■ Raw data:

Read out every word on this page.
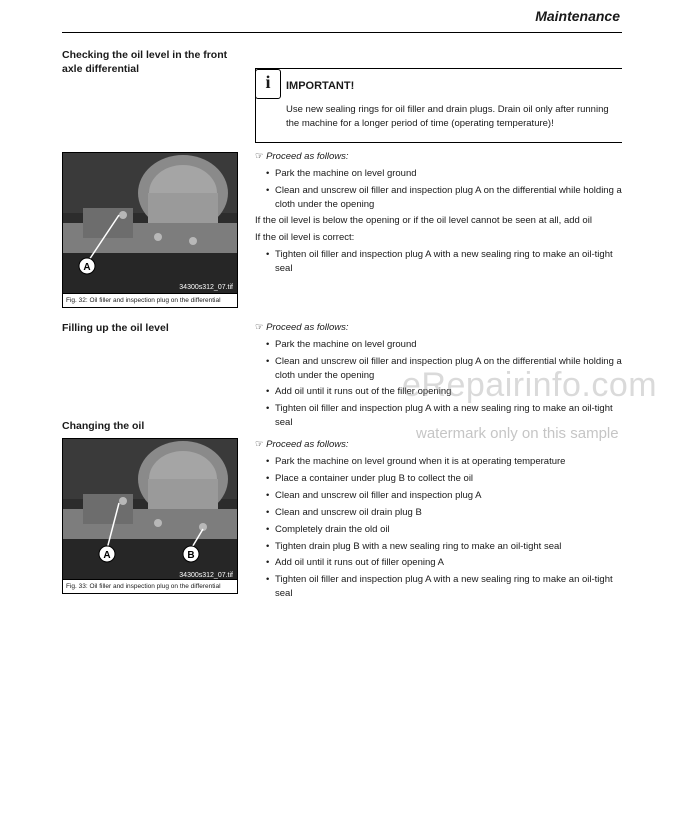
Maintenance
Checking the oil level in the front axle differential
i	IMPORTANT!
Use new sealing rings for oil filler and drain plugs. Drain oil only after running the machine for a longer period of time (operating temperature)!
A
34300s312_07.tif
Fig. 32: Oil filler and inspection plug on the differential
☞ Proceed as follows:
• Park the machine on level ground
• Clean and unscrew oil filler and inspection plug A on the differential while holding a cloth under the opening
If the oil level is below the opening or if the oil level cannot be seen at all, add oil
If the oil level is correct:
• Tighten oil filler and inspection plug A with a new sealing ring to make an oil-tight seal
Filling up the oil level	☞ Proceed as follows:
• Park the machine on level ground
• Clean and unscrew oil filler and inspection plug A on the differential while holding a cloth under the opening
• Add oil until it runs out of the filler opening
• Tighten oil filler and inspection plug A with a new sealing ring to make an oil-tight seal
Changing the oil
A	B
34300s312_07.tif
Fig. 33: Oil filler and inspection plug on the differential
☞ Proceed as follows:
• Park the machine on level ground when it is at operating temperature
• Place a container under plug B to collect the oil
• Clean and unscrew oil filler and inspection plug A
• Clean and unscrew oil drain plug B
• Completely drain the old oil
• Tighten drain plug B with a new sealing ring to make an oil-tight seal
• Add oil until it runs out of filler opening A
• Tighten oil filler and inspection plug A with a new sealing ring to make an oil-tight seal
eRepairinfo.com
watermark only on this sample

■ Aim: Copy the entries above faithfully and omit every image.

■ Correct response:
Read out every word on this page.
Maintenance
Checking the oil level in the front axle differential
i	IMPORTANT!
Use new sealing rings for oil filler and drain plugs. Drain oil only after running the machine for a longer period of time (operating temperature)!
A
34300s312_07.tif
Fig. 32: Oil filler and inspection plug on the differential
☞ Proceed as follows:
• Park the machine on level ground
• Clean and unscrew oil filler and inspection plug A on the differential while holding a cloth under the opening
If the oil level is below the opening or if the oil level cannot be seen at all, add oil
If the oil level is correct:
• Tighten oil filler and inspection plug A with a new sealing ring to make an oil-tight seal
Filling up the oil level	☞ Proceed as follows:
• Park the machine on level ground
• Clean and unscrew oil filler and inspection plug A on the differential while holding a cloth under the opening
• Add oil until it runs out of the filler opening
• Tighten oil filler and inspection plug A with a new sealing ring to make an oil-tight seal
Changing the oil
A	B
34300s312_07.tif
Fig. 33: Oil filler and inspection plug on the differential
☞ Proceed as follows:
• Park the machine on level ground when it is at operating temperature
• Place a container under plug B to collect the oil
• Clean and unscrew oil filler and inspection plug A
• Clean and unscrew oil drain plug B
• Completely drain the old oil
• Tighten drain plug B with a new sealing ring to make an oil-tight seal
• Add oil until it runs out of filler opening A
• Tighten oil filler and inspection plug A with a new sealing ring to make an oil-tight seal
eRepairinfo.com
watermark only on this sample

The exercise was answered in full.